GOAL
Copy out every record precisely.

INPUT MATERIAL
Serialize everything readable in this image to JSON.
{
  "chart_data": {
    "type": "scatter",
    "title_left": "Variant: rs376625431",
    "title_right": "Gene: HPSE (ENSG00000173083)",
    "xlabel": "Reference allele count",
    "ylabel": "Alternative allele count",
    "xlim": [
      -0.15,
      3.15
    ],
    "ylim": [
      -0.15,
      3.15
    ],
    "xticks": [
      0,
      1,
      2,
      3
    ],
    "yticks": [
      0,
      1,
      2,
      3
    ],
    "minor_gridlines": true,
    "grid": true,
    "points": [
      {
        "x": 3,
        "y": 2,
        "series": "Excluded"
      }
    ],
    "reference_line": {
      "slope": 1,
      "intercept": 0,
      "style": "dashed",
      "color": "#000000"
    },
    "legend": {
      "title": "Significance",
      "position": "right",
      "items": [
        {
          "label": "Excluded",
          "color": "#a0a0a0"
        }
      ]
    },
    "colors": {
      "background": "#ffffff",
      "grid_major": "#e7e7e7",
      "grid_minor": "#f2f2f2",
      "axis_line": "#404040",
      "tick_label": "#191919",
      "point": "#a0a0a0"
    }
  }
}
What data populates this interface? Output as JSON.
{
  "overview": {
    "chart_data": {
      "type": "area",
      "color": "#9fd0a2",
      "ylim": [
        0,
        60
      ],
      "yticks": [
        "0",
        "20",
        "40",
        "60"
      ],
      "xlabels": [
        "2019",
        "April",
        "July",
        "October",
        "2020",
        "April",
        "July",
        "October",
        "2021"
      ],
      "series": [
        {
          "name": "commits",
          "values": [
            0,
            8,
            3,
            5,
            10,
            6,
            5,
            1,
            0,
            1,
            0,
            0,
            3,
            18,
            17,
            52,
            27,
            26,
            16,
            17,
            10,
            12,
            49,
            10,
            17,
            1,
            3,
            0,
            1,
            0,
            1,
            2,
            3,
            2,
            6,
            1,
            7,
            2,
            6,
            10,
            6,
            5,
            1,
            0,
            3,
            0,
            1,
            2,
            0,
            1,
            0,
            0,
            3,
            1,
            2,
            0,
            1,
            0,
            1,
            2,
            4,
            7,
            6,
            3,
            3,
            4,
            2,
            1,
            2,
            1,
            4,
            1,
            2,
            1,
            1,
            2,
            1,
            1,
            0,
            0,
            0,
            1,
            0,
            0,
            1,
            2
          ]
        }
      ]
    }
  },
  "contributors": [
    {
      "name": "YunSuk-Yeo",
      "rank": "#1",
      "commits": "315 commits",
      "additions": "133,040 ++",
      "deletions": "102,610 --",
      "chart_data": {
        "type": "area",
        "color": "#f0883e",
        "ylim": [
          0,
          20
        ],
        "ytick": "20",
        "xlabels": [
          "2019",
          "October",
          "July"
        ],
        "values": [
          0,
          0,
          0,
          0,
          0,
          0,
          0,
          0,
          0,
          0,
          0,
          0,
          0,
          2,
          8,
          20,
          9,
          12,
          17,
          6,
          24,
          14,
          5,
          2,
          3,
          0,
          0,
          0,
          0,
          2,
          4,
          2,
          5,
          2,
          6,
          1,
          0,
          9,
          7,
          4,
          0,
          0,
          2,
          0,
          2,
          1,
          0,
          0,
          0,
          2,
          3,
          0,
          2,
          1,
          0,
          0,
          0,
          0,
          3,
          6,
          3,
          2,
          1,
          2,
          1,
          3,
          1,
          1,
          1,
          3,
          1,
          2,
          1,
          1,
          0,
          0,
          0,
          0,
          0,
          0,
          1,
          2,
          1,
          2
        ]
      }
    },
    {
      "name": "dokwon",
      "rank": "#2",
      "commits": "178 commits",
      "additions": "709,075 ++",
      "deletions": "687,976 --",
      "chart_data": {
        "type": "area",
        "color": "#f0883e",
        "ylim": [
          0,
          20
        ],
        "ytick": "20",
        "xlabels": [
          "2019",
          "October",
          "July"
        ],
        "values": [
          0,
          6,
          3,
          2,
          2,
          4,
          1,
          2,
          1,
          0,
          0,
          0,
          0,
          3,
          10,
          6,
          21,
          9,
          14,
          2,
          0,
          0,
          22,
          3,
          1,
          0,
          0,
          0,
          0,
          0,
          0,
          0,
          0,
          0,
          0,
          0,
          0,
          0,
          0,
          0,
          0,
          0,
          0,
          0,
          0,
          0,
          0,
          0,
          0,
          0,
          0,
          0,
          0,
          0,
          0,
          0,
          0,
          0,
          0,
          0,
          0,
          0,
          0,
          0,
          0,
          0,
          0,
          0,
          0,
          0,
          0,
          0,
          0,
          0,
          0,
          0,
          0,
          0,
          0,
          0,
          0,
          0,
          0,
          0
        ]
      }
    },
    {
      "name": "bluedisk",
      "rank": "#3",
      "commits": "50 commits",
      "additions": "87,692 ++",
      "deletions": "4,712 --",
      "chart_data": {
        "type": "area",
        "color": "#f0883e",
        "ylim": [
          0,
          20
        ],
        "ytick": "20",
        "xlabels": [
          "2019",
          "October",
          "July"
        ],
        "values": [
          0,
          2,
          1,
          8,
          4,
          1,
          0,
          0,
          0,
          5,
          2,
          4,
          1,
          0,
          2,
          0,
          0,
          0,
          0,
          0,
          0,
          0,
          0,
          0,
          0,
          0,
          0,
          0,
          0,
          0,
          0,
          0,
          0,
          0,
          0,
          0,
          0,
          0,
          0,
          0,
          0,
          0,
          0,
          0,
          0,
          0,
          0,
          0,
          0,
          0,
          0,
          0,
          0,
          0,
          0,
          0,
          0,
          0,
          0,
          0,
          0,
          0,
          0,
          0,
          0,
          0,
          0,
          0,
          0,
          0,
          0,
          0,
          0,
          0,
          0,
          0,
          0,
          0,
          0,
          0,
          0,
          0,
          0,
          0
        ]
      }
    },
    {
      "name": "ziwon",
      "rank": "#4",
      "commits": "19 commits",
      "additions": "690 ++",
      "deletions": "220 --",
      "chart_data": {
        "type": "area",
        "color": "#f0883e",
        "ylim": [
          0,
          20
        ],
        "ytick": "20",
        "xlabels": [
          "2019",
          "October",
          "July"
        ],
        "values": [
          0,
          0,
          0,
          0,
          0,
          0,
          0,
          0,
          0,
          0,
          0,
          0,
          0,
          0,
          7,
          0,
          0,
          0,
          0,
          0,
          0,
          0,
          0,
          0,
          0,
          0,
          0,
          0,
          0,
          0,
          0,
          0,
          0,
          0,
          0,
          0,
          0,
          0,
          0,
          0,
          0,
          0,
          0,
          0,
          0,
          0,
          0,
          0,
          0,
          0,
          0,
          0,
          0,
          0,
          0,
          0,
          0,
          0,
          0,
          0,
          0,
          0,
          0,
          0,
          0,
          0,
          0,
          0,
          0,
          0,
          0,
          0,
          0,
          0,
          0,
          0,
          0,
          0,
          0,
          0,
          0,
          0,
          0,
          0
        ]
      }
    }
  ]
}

RIGHT ANSWER
Serialize everything readable in this image to JSON.
{
  "chart_data": {
    "type": "scatter",
    "title_left": "Variant: rs376625431",
    "title_right": "Gene: HPSE (ENSG00000173083)",
    "xlabel": "Reference allele count",
    "ylabel": "Alternative allele count",
    "xlim": [
      -0.15,
      3.15
    ],
    "ylim": [
      -0.15,
      3.15
    ],
    "xticks": [
      0,
      1,
      2,
      3
    ],
    "yticks": [
      0,
      1,
      2,
      3
    ],
    "minor_gridlines": true,
    "grid": true,
    "points": [
      {
        "x": 3,
        "y": 2,
        "series": "Excluded"
      }
    ],
    "reference_line": {
      "slope": 1,
      "intercept": 0,
      "style": "dashed",
      "color": "#000000"
    },
    "legend": {
      "title": "Significance",
      "position": "right",
      "items": [
        {
          "label": "Excluded",
          "color": "#a0a0a0"
        }
      ]
    },
    "colors": {
      "background": "#ffffff",
      "grid_major": "#e7e7e7",
      "grid_minor": "#f2f2f2",
      "axis_line": "#404040",
      "tick_label": "#191919",
      "point": "#a0a0a0"
    }
  }
}
What data populates this interface? Output as JSON.
{
  "overview": {
    "chart_data": {
      "type": "area",
      "color": "#9fd0a2",
      "ylim": [
        0,
        60
      ],
      "yticks": [
        "0",
        "20",
        "40",
        "60"
      ],
      "xlabels": [
        "2019",
        "April",
        "July",
        "October",
        "2020",
        "April",
        "July",
        "October",
        "2021"
      ],
      "series": [
        {
          "name": "commits",
          "values": [
            0,
            8,
            3,
            5,
            10,
            6,
            5,
            1,
            0,
            1,
            0,
            0,
            3,
            18,
            17,
            52,
            27,
            26,
            16,
            17,
            10,
            12,
            49,
            10,
            17,
            1,
            3,
            0,
            1,
            0,
            1,
            2,
            3,
            2,
            6,
            1,
            7,
            2,
            6,
            10,
            6,
            5,
            1,
            0,
            3,
            0,
            1,
            2,
            0,
            1,
            0,
            0,
            3,
            1,
            2,
            0,
            1,
            0,
            1,
            2,
            4,
            7,
            6,
            3,
            3,
            4,
            2,
            1,
            2,
            1,
            4,
            1,
            2,
            1,
            1,
            2,
            1,
            1,
            0,
            0,
            0,
            1,
            0,
            0,
            1,
            2
          ]
        }
      ]
    }
  },
  "contributors": [
    {
      "name": "YunSuk-Yeo",
      "rank": "#1",
      "commits": "315 commits",
      "additions": "133,040 ++",
      "deletions": "102,610 --",
      "chart_data": {
        "type": "area",
        "color": "#f0883e",
        "ylim": [
          0,
          20
        ],
        "ytick": "20",
        "xlabels": [
          "2019",
          "October",
          "July"
        ],
        "values": [
          0,
          0,
          0,
          0,
          0,
          0,
          0,
          0,
          0,
          0,
          0,
          0,
          0,
          2,
          8,
          20,
          9,
          12,
          17,
          6,
          24,
          14,
          5,
          2,
          3,
          0,
          0,
          0,
          0,
          2,
          4,
          2,
          5,
          2,
          6,
          1,
          0,
          9,
          7,
          4,
          0,
          0,
          2,
          0,
          2,
          1,
          0,
          0,
          0,
          2,
          3,
          0,
          2,
          1,
          0,
          0,
          0,
          0,
          3,
          6,
          3,
          2,
          1,
          2,
          1,
          3,
          1,
          1,
          1,
          3,
          1,
          2,
          1,
          1,
          0,
          0,
          0,
          0,
          0,
          0,
          1,
          2,
          1,
          2
        ]
      }
    },
    {
      "name": "dokwon",
      "rank": "#2",
      "commits": "178 commits",
      "additions": "709,075 ++",
      "deletions": "687,976 --",
      "chart_data": {
        "type": "area",
        "color": "#f0883e",
        "ylim": [
          0,
          20
        ],
        "ytick": "20",
        "xlabels": [
          "2019",
          "October",
          "July"
        ],
        "values": [
          0,
          6,
          3,
          2,
          2,
          4,
          1,
          2,
          1,
          0,
          0,
          0,
          0,
          3,
          10,
          6,
          21,
          9,
          14,
          2,
          0,
          0,
          22,
          3,
          1,
          0,
          0,
          0,
          0,
          0,
          0,
          0,
          0,
          0,
          0,
          0,
          0,
          0,
          0,
          0,
          0,
          0,
          0,
          0,
          0,
          0,
          0,
          0,
          0,
          0,
          0,
          0,
          0,
          0,
          0,
          0,
          0,
          0,
          0,
          0,
          0,
          0,
          0,
          0,
          0,
          0,
          0,
          0,
          0,
          0,
          0,
          0,
          0,
          0,
          0,
          0,
          0,
          0,
          0,
          0,
          0,
          0,
          0,
          0
        ]
      }
    },
    {
      "name": "bluedisk",
      "rank": "#3",
      "commits": "50 commits",
      "additions": "87,692 ++",
      "deletions": "4,712 --",
      "chart_data": {
        "type": "area",
        "color": "#f0883e",
        "ylim": [
          0,
          20
        ],
        "ytick": "20",
        "xlabels": [
          "2019",
          "October",
          "July"
        ],
        "values": [
          0,
          2,
          1,
          8,
          4,
          1,
          0,
          0,
          0,
          5,
          2,
          4,
          1,
          0,
          2,
          0,
          0,
          0,
          0,
          0,
          0,
          0,
          0,
          0,
          0,
          0,
          0,
          0,
          0,
          0,
          0,
          0,
          0,
          0,
          0,
          0,
          0,
          0,
          0,
          0,
          0,
          0,
          0,
          0,
          0,
          0,
          0,
          0,
          0,
          0,
          0,
          0,
          0,
          0,
          0,
          0,
          0,
          0,
          0,
          0,
          0,
          0,
          0,
          0,
          0,
          0,
          0,
          0,
          0,
          0,
          0,
          0,
          0,
          0,
          0,
          0,
          0,
          0,
          0,
          0,
          0,
          0,
          0,
          0
        ]
      }
    },
    {
      "name": "ziwon",
      "rank": "#4",
      "commits": "19 commits",
      "additions": "690 ++",
      "deletions": "220 --",
      "chart_data": {
        "type": "area",
        "color": "#f0883e",
        "ylim": [
          0,
          20
        ],
        "ytick": "20",
        "xlabels": [
          "2019",
          "October",
          "July"
        ],
        "values": [
          0,
          0,
          0,
          0,
          0,
          0,
          0,
          0,
          0,
          0,
          0,
          0,
          0,
          0,
          7,
          0,
          0,
          0,
          0,
          0,
          0,
          0,
          0,
          0,
          0,
          0,
          0,
          0,
          0,
          0,
          0,
          0,
          0,
          0,
          0,
          0,
          0,
          0,
          0,
          0,
          0,
          0,
          0,
          0,
          0,
          0,
          0,
          0,
          0,
          0,
          0,
          0,
          0,
          0,
          0,
          0,
          0,
          0,
          0,
          0,
          0,
          0,
          0,
          0,
          0,
          0,
          0,
          0,
          0,
          0,
          0,
          0,
          0,
          0,
          0,
          0,
          0,
          0,
          0,
          0,
          0,
          0,
          0,
          0
        ]
      }
    }
  ]
}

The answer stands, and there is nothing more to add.